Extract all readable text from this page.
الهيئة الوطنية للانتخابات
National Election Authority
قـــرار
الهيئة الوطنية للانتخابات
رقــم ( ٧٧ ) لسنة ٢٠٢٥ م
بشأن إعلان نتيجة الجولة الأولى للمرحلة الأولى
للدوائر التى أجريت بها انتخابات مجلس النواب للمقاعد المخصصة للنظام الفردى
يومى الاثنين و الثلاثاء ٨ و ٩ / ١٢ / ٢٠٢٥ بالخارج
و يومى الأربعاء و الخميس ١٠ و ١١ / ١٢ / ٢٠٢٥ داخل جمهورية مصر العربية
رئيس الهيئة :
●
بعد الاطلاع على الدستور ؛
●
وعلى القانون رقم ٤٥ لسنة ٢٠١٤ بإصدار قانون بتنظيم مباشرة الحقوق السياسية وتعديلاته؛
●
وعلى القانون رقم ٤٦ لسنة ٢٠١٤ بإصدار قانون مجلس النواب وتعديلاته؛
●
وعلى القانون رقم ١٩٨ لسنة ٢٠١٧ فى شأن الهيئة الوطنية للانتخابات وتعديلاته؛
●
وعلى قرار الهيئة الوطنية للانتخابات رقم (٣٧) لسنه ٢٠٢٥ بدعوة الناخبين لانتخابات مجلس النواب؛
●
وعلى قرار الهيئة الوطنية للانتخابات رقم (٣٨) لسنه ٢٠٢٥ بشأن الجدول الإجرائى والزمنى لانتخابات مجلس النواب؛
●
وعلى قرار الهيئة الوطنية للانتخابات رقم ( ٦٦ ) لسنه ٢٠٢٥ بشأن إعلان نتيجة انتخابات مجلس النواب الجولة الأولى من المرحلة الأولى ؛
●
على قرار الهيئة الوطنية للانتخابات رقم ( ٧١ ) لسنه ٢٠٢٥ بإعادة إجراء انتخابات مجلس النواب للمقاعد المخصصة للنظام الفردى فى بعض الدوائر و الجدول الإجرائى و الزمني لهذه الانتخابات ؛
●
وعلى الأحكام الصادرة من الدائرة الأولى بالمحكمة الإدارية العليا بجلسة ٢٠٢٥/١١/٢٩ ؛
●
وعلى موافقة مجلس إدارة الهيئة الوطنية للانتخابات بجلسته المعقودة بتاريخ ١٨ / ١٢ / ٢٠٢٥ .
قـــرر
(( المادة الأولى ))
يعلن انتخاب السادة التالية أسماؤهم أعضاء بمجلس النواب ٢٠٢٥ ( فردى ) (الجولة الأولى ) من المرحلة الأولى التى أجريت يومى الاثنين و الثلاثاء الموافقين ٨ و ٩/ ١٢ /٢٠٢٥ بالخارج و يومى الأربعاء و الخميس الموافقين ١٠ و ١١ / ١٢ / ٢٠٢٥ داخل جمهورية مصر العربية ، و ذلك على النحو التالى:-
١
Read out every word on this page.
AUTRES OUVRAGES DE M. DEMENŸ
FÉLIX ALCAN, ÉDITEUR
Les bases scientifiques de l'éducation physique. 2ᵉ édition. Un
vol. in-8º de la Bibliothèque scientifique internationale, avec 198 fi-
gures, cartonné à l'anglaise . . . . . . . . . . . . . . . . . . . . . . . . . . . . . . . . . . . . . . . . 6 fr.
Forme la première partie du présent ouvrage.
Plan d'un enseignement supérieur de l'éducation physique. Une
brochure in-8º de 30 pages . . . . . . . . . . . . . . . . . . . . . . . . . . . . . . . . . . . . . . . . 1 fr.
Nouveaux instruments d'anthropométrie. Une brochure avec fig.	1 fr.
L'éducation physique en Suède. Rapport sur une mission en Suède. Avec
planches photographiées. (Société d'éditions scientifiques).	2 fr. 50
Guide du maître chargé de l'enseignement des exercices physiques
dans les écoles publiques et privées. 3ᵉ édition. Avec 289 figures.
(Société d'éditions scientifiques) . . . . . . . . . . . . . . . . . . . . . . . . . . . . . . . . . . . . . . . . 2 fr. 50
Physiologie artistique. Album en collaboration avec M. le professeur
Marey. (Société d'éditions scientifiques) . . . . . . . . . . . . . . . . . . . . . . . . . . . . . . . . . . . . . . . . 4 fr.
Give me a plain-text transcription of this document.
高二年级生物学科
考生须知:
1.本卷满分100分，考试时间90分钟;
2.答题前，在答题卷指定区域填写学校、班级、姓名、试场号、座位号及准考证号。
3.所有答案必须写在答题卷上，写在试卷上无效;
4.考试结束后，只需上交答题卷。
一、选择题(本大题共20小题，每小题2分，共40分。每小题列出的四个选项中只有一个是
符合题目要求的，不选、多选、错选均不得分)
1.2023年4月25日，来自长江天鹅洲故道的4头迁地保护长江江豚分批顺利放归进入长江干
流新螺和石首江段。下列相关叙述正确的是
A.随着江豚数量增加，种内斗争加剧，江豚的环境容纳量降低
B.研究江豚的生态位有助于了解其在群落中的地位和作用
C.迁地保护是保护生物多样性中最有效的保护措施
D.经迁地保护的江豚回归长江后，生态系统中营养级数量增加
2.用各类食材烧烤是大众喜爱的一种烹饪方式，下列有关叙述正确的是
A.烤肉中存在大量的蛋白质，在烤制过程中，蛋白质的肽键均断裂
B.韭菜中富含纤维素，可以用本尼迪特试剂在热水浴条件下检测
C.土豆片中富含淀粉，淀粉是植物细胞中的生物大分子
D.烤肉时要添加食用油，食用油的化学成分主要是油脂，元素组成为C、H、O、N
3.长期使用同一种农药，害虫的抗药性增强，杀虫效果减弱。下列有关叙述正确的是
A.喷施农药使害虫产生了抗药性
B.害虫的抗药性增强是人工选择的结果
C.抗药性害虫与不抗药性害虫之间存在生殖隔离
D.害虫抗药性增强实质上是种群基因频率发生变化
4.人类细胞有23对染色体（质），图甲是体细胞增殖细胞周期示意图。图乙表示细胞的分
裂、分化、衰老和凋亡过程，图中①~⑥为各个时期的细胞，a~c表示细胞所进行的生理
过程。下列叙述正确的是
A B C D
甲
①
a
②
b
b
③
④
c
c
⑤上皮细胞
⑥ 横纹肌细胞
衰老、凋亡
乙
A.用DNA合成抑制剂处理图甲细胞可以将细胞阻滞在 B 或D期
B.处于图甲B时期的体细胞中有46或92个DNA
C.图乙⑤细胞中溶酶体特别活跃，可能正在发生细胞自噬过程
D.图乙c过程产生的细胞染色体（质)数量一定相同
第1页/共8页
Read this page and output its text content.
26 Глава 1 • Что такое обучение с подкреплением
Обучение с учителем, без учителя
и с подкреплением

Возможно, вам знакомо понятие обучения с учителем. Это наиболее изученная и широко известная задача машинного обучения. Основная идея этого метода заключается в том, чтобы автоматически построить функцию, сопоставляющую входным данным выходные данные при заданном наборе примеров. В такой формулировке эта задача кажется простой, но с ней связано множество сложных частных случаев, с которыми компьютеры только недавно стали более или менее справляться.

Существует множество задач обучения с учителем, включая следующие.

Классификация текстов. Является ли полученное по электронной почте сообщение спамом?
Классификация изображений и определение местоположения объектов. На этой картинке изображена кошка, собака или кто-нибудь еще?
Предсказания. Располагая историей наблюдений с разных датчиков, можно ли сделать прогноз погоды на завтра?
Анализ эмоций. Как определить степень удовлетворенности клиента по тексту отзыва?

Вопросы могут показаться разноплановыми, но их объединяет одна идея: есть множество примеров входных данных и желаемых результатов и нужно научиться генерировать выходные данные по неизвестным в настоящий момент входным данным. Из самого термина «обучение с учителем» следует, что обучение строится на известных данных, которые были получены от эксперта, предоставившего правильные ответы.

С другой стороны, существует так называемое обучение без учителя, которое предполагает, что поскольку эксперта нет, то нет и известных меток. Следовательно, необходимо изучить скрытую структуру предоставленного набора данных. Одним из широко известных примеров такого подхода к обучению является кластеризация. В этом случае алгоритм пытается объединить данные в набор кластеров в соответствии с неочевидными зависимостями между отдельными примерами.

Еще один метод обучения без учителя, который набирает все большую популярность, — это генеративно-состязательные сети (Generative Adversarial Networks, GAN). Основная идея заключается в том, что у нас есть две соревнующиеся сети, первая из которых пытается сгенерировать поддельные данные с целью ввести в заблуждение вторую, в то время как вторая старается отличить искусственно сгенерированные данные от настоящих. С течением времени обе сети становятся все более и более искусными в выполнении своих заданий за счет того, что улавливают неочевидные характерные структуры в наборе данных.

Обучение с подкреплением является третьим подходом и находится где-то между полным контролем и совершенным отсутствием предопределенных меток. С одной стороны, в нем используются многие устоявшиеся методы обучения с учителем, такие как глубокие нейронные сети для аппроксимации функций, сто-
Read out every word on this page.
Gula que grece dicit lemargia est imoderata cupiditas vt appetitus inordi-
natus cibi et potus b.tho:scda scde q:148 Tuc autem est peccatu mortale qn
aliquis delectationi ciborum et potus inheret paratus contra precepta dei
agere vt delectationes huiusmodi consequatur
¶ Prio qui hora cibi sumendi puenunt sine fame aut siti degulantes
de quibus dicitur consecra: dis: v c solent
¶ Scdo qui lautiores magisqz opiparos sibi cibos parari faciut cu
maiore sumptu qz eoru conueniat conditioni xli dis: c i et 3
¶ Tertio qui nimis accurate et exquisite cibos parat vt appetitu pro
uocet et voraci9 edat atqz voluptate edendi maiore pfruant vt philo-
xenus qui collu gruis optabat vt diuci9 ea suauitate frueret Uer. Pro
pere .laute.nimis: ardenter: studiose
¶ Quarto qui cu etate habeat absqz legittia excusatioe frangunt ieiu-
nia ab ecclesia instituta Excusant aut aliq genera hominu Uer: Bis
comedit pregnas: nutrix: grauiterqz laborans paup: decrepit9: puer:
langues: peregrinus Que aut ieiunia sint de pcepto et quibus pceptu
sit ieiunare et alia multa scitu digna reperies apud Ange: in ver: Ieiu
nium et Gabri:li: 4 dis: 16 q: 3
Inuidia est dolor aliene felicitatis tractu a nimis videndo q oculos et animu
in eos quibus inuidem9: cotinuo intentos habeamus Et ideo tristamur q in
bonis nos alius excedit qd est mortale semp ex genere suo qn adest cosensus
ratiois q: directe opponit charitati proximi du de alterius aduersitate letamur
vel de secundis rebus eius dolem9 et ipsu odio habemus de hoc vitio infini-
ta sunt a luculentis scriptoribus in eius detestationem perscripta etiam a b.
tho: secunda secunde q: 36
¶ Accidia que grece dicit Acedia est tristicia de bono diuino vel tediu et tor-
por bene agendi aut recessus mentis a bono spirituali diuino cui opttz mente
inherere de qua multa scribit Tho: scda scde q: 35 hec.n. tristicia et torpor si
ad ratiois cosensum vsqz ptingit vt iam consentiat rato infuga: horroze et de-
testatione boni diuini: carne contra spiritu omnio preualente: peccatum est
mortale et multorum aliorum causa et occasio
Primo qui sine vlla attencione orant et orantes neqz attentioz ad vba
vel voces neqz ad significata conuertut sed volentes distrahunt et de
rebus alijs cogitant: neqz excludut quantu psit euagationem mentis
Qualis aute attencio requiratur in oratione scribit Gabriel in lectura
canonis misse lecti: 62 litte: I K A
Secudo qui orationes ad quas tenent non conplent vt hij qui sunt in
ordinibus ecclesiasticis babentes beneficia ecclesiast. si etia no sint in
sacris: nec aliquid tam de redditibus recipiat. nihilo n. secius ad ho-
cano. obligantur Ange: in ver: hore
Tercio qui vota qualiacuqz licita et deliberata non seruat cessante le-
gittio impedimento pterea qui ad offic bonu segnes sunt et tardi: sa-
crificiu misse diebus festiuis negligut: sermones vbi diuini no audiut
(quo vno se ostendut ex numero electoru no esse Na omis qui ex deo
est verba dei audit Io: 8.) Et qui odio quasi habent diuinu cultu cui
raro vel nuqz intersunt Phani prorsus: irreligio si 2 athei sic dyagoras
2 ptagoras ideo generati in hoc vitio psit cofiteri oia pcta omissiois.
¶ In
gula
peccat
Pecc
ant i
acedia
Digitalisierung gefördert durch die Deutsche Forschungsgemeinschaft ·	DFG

========================================================================

* Problem
Gather all lines from the listing above in which "sine" occurs.

* Exercise output
¶ Prio qui hora cibi sumendi puenunt sine fame aut siti degulantes
Primo qui sine vlla attencione orant et orantes neqz attentioz ad vba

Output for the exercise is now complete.